▸ **Stated problem**: Transcribe all the entries word for word, skipping the pictures.

** start Supplied material **

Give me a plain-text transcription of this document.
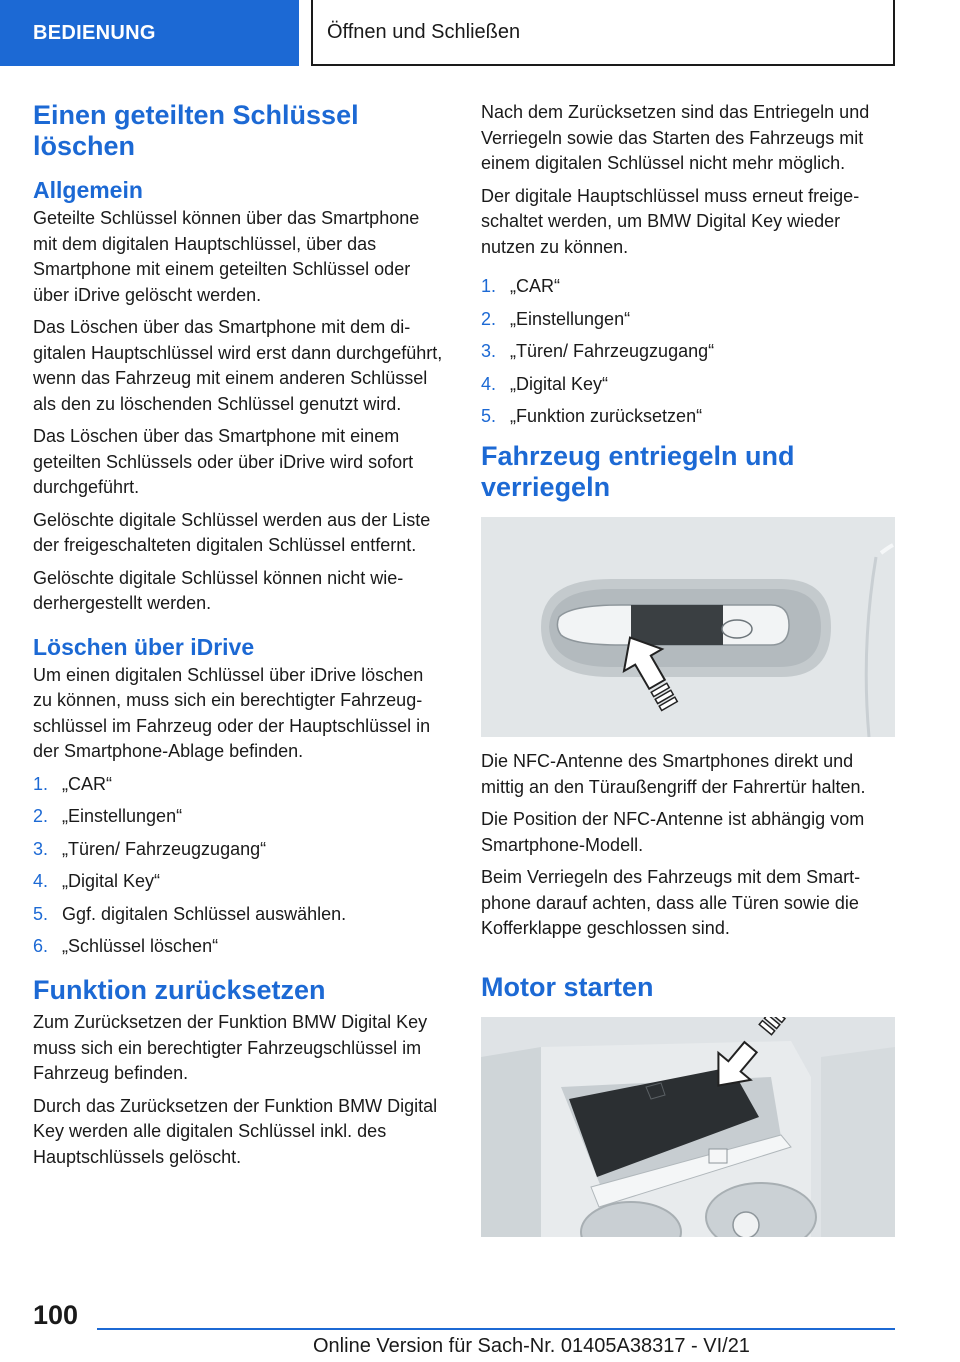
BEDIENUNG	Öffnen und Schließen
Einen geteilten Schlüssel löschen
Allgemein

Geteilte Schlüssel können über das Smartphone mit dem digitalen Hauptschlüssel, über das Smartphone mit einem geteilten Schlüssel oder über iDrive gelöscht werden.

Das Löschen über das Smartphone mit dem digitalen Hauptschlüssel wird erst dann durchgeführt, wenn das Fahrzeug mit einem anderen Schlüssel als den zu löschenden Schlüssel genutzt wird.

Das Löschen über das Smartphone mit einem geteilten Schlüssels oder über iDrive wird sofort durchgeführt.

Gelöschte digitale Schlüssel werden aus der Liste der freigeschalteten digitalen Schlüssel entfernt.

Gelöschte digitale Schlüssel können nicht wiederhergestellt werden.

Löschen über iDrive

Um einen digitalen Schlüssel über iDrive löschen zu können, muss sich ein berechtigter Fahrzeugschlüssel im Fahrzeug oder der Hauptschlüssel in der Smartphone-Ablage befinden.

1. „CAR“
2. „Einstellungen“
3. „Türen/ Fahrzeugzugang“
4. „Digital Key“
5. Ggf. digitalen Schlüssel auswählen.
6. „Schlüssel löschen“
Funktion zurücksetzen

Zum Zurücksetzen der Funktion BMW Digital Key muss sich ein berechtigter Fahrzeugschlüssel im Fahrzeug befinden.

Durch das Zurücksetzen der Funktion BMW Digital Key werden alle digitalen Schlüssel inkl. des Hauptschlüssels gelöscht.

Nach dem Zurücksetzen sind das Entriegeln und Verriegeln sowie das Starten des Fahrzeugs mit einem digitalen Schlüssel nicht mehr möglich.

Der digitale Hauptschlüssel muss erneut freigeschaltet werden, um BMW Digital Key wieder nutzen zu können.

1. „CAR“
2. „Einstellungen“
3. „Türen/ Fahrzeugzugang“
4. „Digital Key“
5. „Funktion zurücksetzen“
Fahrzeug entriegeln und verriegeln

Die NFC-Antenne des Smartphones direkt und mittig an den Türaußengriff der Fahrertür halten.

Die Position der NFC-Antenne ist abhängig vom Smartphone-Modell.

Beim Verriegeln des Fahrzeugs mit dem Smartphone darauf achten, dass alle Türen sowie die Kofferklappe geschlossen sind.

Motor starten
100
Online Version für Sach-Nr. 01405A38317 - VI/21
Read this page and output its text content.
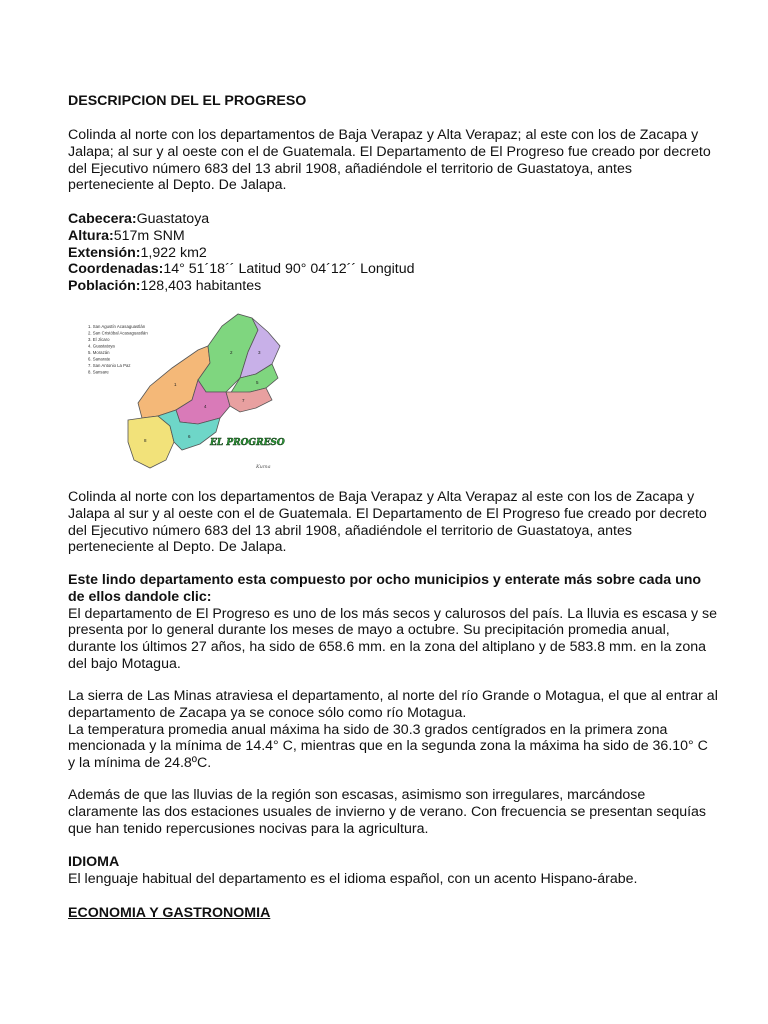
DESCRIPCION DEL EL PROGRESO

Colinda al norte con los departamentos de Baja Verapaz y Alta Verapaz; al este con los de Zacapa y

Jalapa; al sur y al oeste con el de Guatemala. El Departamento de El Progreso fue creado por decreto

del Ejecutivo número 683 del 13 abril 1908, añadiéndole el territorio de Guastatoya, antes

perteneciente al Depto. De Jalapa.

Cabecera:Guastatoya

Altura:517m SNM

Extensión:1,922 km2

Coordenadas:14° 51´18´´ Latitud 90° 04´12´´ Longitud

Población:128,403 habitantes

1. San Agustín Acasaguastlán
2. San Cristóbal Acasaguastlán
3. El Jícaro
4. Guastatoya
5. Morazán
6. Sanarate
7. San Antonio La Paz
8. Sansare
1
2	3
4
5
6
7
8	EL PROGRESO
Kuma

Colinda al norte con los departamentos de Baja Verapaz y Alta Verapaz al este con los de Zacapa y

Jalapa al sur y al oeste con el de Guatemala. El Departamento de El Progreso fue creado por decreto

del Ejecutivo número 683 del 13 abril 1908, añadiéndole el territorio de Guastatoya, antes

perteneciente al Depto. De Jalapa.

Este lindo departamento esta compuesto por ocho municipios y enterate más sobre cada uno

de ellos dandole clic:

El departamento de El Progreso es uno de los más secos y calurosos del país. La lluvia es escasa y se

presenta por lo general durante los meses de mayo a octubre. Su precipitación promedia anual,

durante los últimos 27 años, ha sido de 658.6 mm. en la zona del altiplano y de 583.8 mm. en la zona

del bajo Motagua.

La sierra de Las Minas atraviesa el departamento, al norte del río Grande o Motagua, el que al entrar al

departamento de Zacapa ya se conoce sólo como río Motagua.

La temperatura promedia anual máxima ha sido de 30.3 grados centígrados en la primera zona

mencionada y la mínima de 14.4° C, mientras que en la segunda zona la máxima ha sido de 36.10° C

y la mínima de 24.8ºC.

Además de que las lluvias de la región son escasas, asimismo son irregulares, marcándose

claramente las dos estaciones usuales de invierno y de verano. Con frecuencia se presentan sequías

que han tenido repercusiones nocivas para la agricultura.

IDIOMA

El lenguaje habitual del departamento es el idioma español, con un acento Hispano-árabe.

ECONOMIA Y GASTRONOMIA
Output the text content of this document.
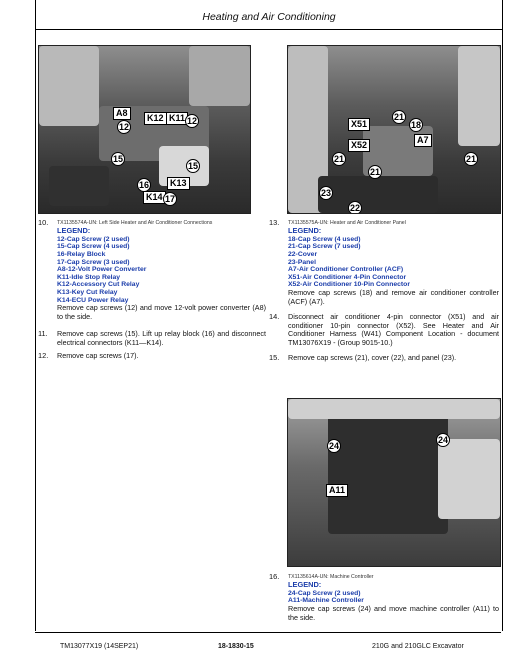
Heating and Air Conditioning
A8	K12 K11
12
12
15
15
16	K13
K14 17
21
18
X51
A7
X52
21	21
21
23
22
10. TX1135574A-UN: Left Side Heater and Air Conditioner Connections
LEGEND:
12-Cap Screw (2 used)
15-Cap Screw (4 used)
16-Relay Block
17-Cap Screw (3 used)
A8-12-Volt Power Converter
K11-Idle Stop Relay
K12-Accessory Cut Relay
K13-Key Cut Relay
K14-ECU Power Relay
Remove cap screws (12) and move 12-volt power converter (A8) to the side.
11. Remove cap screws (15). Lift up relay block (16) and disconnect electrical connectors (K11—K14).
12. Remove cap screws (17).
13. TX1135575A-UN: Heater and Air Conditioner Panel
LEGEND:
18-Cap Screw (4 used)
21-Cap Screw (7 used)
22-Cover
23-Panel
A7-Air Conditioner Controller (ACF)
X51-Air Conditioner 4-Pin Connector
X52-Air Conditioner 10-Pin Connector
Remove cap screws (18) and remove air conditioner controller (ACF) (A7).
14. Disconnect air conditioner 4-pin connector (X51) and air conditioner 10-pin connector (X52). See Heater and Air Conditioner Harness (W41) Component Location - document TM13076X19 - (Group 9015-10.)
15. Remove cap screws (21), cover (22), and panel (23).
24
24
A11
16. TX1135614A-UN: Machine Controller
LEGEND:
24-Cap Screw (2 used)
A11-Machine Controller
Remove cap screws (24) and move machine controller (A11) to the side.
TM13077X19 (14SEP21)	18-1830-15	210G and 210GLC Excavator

** end Supplied material **

▸ **The output**:
Give me a plain-text transcription of this document.
BEDIENUNG	Öffnen und Schließen
Einen geteilten Schlüssel löschen
Allgemein

Geteilte Schlüssel können über das Smartphone mit dem digitalen Hauptschlüssel, über das Smartphone mit einem geteilten Schlüssel oder über iDrive gelöscht werden.

Das Löschen über das Smartphone mit dem digitalen Hauptschlüssel wird erst dann durchgeführt, wenn das Fahrzeug mit einem anderen Schlüssel als den zu löschenden Schlüssel genutzt wird.

Das Löschen über das Smartphone mit einem geteilten Schlüssels oder über iDrive wird sofort durchgeführt.

Gelöschte digitale Schlüssel werden aus der Liste der freigeschalteten digitalen Schlüssel entfernt.

Gelöschte digitale Schlüssel können nicht wiederhergestellt werden.

Löschen über iDrive

Um einen digitalen Schlüssel über iDrive löschen zu können, muss sich ein berechtigter Fahrzeugschlüssel im Fahrzeug oder der Hauptschlüssel in der Smartphone-Ablage befinden.

1. „CAR“
2. „Einstellungen“
3. „Türen/ Fahrzeugzugang“
4. „Digital Key“
5. Ggf. digitalen Schlüssel auswählen.
6. „Schlüssel löschen“
Funktion zurücksetzen

Zum Zurücksetzen der Funktion BMW Digital Key muss sich ein berechtigter Fahrzeugschlüssel im Fahrzeug befinden.

Durch das Zurücksetzen der Funktion BMW Digital Key werden alle digitalen Schlüssel inkl. des Hauptschlüssels gelöscht.

Nach dem Zurücksetzen sind das Entriegeln und Verriegeln sowie das Starten des Fahrzeugs mit einem digitalen Schlüssel nicht mehr möglich.

Der digitale Hauptschlüssel muss erneut freigeschaltet werden, um BMW Digital Key wieder nutzen zu können.

1. „CAR“
2. „Einstellungen“
3. „Türen/ Fahrzeugzugang“
4. „Digital Key“
5. „Funktion zurücksetzen“
Fahrzeug entriegeln und verriegeln

Die NFC-Antenne des Smartphones direkt und mittig an den Türaußengriff der Fahrertür halten.

Die Position der NFC-Antenne ist abhängig vom Smartphone-Modell.

Beim Verriegeln des Fahrzeugs mit dem Smartphone darauf achten, dass alle Türen sowie die Kofferklappe geschlossen sind.

Motor starten
100
Online Version für Sach-Nr. 01405A38317 - VI/21
Read this page and output its text content.
DESCRIPCION DEL EL PROGRESO

Colinda al norte con los departamentos de Baja Verapaz y Alta Verapaz; al este con los de Zacapa y

Jalapa; al sur y al oeste con el de Guatemala. El Departamento de El Progreso fue creado por decreto

del Ejecutivo número 683 del 13 abril 1908, añadiéndole el territorio de Guastatoya, antes

perteneciente al Depto. De Jalapa.

Cabecera:Guastatoya

Altura:517m SNM

Extensión:1,922 km2

Coordenadas:14° 51´18´´ Latitud 90° 04´12´´ Longitud

Población:128,403 habitantes

1. San Agustín Acasaguastlán
2. San Cristóbal Acasaguastlán
3. El Jícaro
4. Guastatoya
5. Morazán
6. Sanarate
7. San Antonio La Paz
8. Sansare
1
2	3
4
5
6
7
8	EL PROGRESO
Kuma

Colinda al norte con los departamentos de Baja Verapaz y Alta Verapaz al este con los de Zacapa y

Jalapa al sur y al oeste con el de Guatemala. El Departamento de El Progreso fue creado por decreto

del Ejecutivo número 683 del 13 abril 1908, añadiéndole el territorio de Guastatoya, antes

perteneciente al Depto. De Jalapa.

Este lindo departamento esta compuesto por ocho municipios y enterate más sobre cada uno

de ellos dandole clic:

El departamento de El Progreso es uno de los más secos y calurosos del país. La lluvia es escasa y se

presenta por lo general durante los meses de mayo a octubre. Su precipitación promedia anual,

durante los últimos 27 años, ha sido de 658.6 mm. en la zona del altiplano y de 583.8 mm. en la zona

del bajo Motagua.

La sierra de Las Minas atraviesa el departamento, al norte del río Grande o Motagua, el que al entrar al

departamento de Zacapa ya se conoce sólo como río Motagua.

La temperatura promedia anual máxima ha sido de 30.3 grados centígrados en la primera zona

mencionada y la mínima de 14.4° C, mientras que en la segunda zona la máxima ha sido de 36.10° C

y la mínima de 24.8ºC.

Además de que las lluvias de la región son escasas, asimismo son irregulares, marcándose

claramente las dos estaciones usuales de invierno y de verano. Con frecuencia se presentan sequías

que han tenido repercusiones nocivas para la agricultura.

IDIOMA

El lenguaje habitual del departamento es el idioma español, con un acento Hispano-árabe.

ECONOMIA Y GASTRONOMIA
Output the text content of this document.
Heating and Air Conditioning
A8	K12 K11
12
12
15
15
16	K13
K14 17
21
18
X51
A7
X52
21	21
21
23
22
10. TX1135574A-UN: Left Side Heater and Air Conditioner Connections
LEGEND:
12-Cap Screw (2 used)
15-Cap Screw (4 used)
16-Relay Block
17-Cap Screw (3 used)
A8-12-Volt Power Converter
K11-Idle Stop Relay
K12-Accessory Cut Relay
K13-Key Cut Relay
K14-ECU Power Relay
Remove cap screws (12) and move 12-volt power converter (A8) to the side.
11. Remove cap screws (15). Lift up relay block (16) and disconnect electrical connectors (K11—K14).
12. Remove cap screws (17).
13. TX1135575A-UN: Heater and Air Conditioner Panel
LEGEND:
18-Cap Screw (4 used)
21-Cap Screw (7 used)
22-Cover
23-Panel
A7-Air Conditioner Controller (ACF)
X51-Air Conditioner 4-Pin Connector
X52-Air Conditioner 10-Pin Connector
Remove cap screws (18) and remove air conditioner controller (ACF) (A7).
14. Disconnect air conditioner 4-pin connector (X51) and air conditioner 10-pin connector (X52). See Heater and Air Conditioner Harness (W41) Component Location - document TM13076X19 - (Group 9015-10.)
15. Remove cap screws (21), cover (22), and panel (23).
24
24
A11
16. TX1135614A-UN: Machine Controller
LEGEND:
24-Cap Screw (2 used)
A11-Machine Controller
Remove cap screws (24) and move machine controller (A11) to the side.
TM13077X19 (14SEP21)	18-1830-15	210G and 210GLC Excavator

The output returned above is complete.